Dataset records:
* start *

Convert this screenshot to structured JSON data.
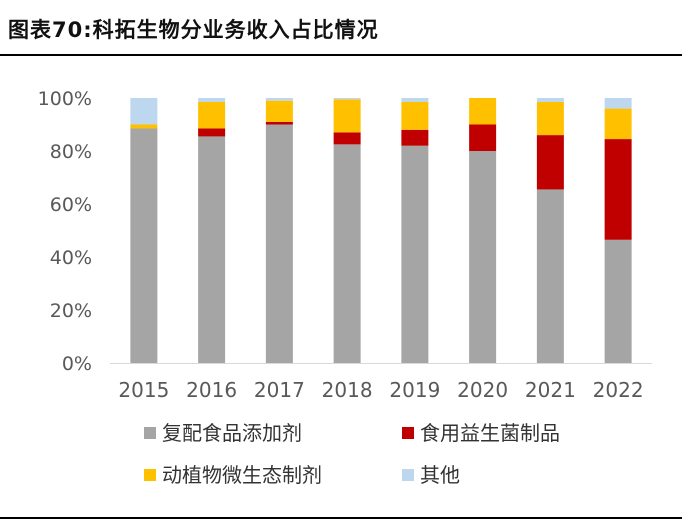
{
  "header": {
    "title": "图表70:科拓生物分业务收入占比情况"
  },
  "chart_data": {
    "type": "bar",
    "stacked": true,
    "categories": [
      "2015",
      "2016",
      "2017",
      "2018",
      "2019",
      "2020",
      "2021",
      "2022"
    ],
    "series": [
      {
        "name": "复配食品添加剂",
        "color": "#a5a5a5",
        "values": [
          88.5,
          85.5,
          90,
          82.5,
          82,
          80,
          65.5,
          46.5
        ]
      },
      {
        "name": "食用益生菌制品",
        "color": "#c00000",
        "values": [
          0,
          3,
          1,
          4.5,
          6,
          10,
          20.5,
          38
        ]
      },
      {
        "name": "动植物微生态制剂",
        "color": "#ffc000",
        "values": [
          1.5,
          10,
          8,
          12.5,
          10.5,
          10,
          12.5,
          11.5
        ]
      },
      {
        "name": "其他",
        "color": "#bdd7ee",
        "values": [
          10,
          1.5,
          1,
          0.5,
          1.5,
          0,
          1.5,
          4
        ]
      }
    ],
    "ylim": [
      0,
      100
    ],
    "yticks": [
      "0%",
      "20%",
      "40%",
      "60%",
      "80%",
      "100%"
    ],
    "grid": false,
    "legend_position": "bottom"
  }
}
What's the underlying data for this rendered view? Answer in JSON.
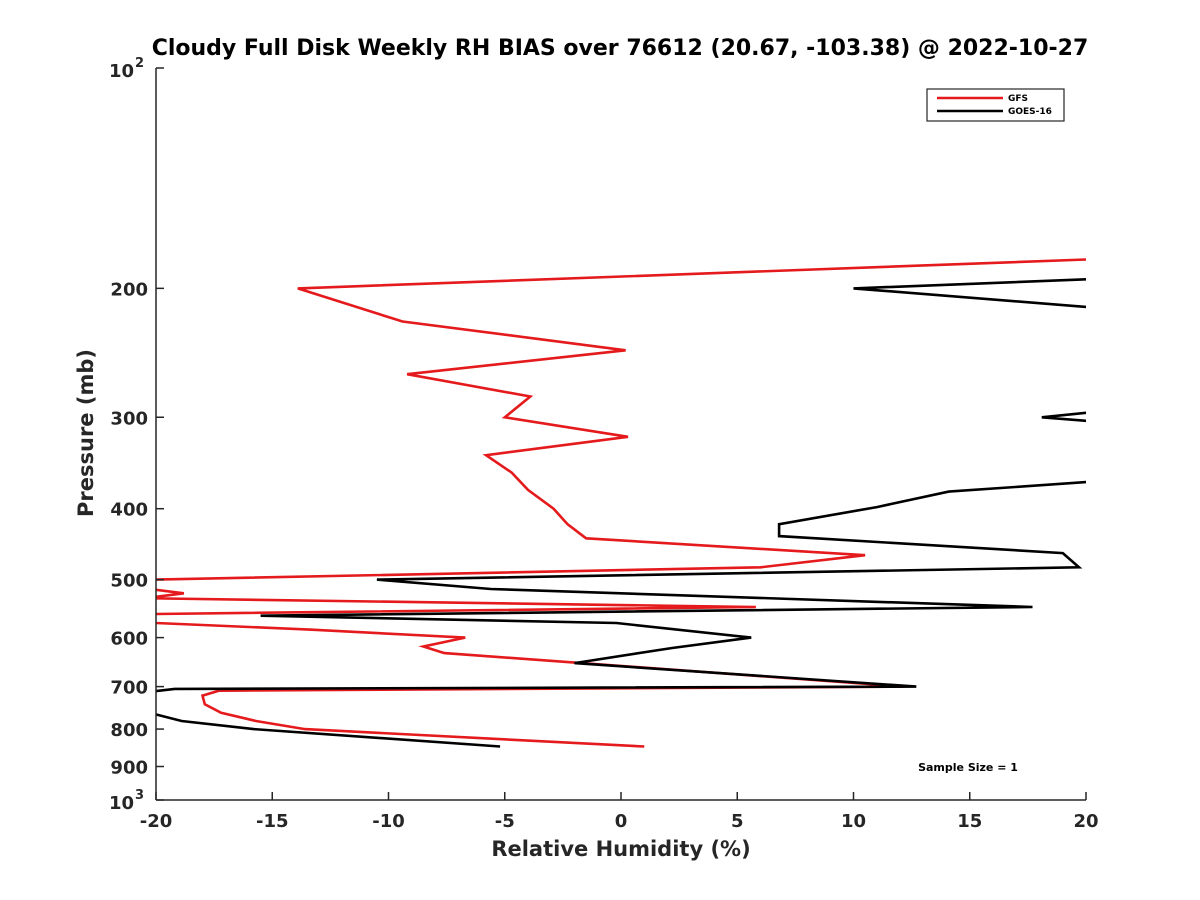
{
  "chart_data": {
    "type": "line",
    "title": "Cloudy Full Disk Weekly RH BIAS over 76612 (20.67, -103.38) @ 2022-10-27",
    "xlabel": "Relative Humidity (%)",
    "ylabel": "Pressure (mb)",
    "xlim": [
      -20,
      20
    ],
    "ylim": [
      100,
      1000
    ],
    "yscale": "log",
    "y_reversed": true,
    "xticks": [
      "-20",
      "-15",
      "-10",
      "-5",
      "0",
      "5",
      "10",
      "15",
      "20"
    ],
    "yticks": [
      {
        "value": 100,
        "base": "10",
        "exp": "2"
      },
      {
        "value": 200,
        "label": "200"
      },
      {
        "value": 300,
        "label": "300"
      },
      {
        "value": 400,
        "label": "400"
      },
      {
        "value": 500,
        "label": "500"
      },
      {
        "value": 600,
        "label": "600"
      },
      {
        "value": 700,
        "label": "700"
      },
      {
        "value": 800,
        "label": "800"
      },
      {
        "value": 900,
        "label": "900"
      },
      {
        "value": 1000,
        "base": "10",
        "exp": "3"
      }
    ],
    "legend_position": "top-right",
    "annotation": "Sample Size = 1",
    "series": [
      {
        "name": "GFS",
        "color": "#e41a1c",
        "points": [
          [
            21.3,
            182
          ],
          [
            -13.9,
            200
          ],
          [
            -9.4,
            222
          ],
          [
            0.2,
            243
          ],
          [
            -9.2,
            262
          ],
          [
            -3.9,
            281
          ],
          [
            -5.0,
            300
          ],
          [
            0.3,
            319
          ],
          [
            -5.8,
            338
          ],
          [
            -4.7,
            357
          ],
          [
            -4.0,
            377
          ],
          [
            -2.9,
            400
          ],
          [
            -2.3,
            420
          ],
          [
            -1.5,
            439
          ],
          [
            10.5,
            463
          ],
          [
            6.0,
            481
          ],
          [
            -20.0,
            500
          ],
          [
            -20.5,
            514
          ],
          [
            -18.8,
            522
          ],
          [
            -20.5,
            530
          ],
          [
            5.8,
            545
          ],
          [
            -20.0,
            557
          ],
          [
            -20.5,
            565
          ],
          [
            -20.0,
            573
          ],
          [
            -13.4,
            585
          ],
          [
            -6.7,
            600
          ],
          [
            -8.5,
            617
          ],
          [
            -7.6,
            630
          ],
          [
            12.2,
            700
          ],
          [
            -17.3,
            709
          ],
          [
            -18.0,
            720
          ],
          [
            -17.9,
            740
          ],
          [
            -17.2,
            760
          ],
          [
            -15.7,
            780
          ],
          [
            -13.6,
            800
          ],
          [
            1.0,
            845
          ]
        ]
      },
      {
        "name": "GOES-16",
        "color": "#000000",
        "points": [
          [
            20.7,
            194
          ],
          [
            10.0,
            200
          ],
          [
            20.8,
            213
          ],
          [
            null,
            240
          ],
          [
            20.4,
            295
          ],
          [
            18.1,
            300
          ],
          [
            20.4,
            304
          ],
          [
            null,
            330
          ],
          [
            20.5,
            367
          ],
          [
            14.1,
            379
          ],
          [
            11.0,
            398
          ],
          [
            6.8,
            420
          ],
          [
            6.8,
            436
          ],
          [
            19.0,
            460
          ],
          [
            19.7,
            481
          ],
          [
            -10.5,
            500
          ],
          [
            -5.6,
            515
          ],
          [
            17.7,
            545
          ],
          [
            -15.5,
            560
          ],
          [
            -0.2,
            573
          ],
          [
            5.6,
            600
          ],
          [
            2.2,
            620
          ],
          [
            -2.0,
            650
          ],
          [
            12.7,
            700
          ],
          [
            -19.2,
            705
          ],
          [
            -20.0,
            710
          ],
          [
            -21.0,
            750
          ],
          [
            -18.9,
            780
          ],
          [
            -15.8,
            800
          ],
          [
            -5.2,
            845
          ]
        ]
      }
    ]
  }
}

* end *

PROBLEM REQUIREMENTS:
Give only the number of lines above that hold the string "name".

WORKED ANSWER:
6